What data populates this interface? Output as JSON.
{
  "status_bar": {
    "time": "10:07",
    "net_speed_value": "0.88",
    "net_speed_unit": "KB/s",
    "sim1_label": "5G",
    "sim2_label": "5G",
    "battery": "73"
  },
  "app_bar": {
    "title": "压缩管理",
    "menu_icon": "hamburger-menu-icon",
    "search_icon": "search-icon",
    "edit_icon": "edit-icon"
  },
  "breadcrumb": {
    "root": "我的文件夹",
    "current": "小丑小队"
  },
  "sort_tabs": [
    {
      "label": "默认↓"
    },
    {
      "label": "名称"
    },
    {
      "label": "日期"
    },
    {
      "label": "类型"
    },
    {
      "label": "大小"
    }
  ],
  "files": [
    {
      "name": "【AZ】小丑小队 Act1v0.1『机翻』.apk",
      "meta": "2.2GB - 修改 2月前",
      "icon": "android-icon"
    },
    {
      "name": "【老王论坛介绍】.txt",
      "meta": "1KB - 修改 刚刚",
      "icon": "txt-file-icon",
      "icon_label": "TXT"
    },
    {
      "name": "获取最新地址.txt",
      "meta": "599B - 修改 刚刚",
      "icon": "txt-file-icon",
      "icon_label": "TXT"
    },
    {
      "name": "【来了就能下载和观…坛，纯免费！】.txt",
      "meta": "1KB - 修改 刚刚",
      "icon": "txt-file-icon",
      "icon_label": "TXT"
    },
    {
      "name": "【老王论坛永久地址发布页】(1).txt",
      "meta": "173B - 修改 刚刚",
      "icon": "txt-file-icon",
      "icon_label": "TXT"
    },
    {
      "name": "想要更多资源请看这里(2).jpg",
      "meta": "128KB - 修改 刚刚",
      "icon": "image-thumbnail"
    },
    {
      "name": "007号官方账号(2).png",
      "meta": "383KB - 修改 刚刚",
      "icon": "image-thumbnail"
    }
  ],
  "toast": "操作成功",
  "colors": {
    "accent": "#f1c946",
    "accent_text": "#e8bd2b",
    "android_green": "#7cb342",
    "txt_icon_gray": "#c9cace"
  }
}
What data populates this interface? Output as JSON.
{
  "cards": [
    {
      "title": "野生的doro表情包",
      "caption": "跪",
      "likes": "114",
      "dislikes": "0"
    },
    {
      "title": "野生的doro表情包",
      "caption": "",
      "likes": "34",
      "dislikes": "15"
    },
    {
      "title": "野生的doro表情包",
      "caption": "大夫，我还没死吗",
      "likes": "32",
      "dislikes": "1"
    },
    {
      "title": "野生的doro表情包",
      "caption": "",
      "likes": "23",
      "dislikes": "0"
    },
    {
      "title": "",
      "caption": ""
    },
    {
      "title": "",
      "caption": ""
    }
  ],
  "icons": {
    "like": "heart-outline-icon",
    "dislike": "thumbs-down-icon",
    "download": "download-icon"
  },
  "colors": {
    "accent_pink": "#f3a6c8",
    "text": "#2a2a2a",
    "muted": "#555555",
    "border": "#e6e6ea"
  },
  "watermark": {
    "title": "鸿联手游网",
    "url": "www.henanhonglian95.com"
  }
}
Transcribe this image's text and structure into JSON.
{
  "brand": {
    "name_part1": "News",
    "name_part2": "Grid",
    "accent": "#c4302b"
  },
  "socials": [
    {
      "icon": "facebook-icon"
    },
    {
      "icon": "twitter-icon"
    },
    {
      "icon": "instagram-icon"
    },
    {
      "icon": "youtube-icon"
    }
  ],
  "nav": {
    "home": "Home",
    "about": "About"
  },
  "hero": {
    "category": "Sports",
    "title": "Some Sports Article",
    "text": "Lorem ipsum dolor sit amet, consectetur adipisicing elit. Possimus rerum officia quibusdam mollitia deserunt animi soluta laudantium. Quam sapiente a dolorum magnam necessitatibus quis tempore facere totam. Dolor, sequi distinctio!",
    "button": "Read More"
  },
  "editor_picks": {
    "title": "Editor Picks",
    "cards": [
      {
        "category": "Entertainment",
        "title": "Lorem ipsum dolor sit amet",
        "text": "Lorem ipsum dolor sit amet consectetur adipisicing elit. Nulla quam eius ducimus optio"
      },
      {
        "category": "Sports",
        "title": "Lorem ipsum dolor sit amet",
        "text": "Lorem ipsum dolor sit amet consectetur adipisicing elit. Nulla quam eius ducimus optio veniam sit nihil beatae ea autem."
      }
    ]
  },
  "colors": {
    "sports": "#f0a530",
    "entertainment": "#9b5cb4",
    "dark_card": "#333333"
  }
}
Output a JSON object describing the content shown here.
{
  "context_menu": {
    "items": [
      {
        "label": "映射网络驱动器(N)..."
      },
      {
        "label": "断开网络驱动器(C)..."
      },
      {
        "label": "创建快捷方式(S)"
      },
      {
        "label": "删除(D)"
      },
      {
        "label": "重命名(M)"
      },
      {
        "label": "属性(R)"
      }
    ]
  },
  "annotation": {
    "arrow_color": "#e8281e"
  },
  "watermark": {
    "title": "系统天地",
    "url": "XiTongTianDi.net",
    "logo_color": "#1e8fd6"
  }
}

(Problem requirements): Each line of the listing should be copied exactly.

(Solution below):
What data populates this interface? Output as JSON.
{
  "status_bar": {
    "time": "10:07",
    "net_speed_value": "0.88",
    "net_speed_unit": "KB/s",
    "sim1_label": "5G",
    "sim2_label": "5G",
    "battery": "73"
  },
  "app_bar": {
    "title": "压缩管理",
    "menu_icon": "hamburger-menu-icon",
    "search_icon": "search-icon",
    "edit_icon": "edit-icon"
  },
  "breadcrumb": {
    "root": "我的文件夹",
    "current": "小丑小队"
  },
  "sort_tabs": [
    {
      "label": "默认↓"
    },
    {
      "label": "名称"
    },
    {
      "label": "日期"
    },
    {
      "label": "类型"
    },
    {
      "label": "大小"
    }
  ],
  "files": [
    {
      "name": "【AZ】小丑小队 Act1v0.1『机翻』.apk",
      "meta": "2.2GB - 修改 2月前",
      "icon": "android-icon"
    },
    {
      "name": "【老王论坛介绍】.txt",
      "meta": "1KB - 修改 刚刚",
      "icon": "txt-file-icon",
      "icon_label": "TXT"
    },
    {
      "name": "获取最新地址.txt",
      "meta": "599B - 修改 刚刚",
      "icon": "txt-file-icon",
      "icon_label": "TXT"
    },
    {
      "name": "【来了就能下载和观…坛，纯免费！】.txt",
      "meta": "1KB - 修改 刚刚",
      "icon": "txt-file-icon",
      "icon_label": "TXT"
    },
    {
      "name": "【老王论坛永久地址发布页】(1).txt",
      "meta": "173B - 修改 刚刚",
      "icon": "txt-file-icon",
      "icon_label": "TXT"
    },
    {
      "name": "想要更多资源请看这里(2).jpg",
      "meta": "128KB - 修改 刚刚",
      "icon": "image-thumbnail"
    },
    {
      "name": "007号官方账号(2).png",
      "meta": "383KB - 修改 刚刚",
      "icon": "image-thumbnail"
    }
  ],
  "toast": "操作成功",
  "colors": {
    "accent": "#f1c946",
    "accent_text": "#e8bd2b",
    "android_green": "#7cb342",
    "txt_icon_gray": "#c9cace"
  }
}
What data populates this interface? Output as JSON.
{
  "cards": [
    {
      "title": "野生的doro表情包",
      "caption": "跪",
      "likes": "114",
      "dislikes": "0"
    },
    {
      "title": "野生的doro表情包",
      "caption": "",
      "likes": "34",
      "dislikes": "15"
    },
    {
      "title": "野生的doro表情包",
      "caption": "大夫，我还没死吗",
      "likes": "32",
      "dislikes": "1"
    },
    {
      "title": "野生的doro表情包",
      "caption": "",
      "likes": "23",
      "dislikes": "0"
    },
    {
      "title": "",
      "caption": ""
    },
    {
      "title": "",
      "caption": ""
    }
  ],
  "icons": {
    "like": "heart-outline-icon",
    "dislike": "thumbs-down-icon",
    "download": "download-icon"
  },
  "colors": {
    "accent_pink": "#f3a6c8",
    "text": "#2a2a2a",
    "muted": "#555555",
    "border": "#e6e6ea"
  },
  "watermark": {
    "title": "鸿联手游网",
    "url": "www.henanhonglian95.com"
  }
}
Transcribe this image's text and structure into JSON.
{
  "brand": {
    "name_part1": "News",
    "name_part2": "Grid",
    "accent": "#c4302b"
  },
  "socials": [
    {
      "icon": "facebook-icon"
    },
    {
      "icon": "twitter-icon"
    },
    {
      "icon": "instagram-icon"
    },
    {
      "icon": "youtube-icon"
    }
  ],
  "nav": {
    "home": "Home",
    "about": "About"
  },
  "hero": {
    "category": "Sports",
    "title": "Some Sports Article",
    "text": "Lorem ipsum dolor sit amet, consectetur adipisicing elit. Possimus rerum officia quibusdam mollitia deserunt animi soluta laudantium. Quam sapiente a dolorum magnam necessitatibus quis tempore facere totam. Dolor, sequi distinctio!",
    "button": "Read More"
  },
  "editor_picks": {
    "title": "Editor Picks",
    "cards": [
      {
        "category": "Entertainment",
        "title": "Lorem ipsum dolor sit amet",
        "text": "Lorem ipsum dolor sit amet consectetur adipisicing elit. Nulla quam eius ducimus optio"
      },
      {
        "category": "Sports",
        "title": "Lorem ipsum dolor sit amet",
        "text": "Lorem ipsum dolor sit amet consectetur adipisicing elit. Nulla quam eius ducimus optio veniam sit nihil beatae ea autem."
      }
    ]
  },
  "colors": {
    "sports": "#f0a530",
    "entertainment": "#9b5cb4",
    "dark_card": "#333333"
  }
}
Output a JSON object describing the content shown here.
{
  "context_menu": {
    "items": [
      {
        "label": "映射网络驱动器(N)..."
      },
      {
        "label": "断开网络驱动器(C)..."
      },
      {
        "label": "创建快捷方式(S)"
      },
      {
        "label": "删除(D)"
      },
      {
        "label": "重命名(M)"
      },
      {
        "label": "属性(R)"
      }
    ]
  },
  "annotation": {
    "arrow_color": "#e8281e"
  },
  "watermark": {
    "title": "系统天地",
    "url": "XiTongTianDi.net",
    "logo_color": "#1e8fd6"
  }
}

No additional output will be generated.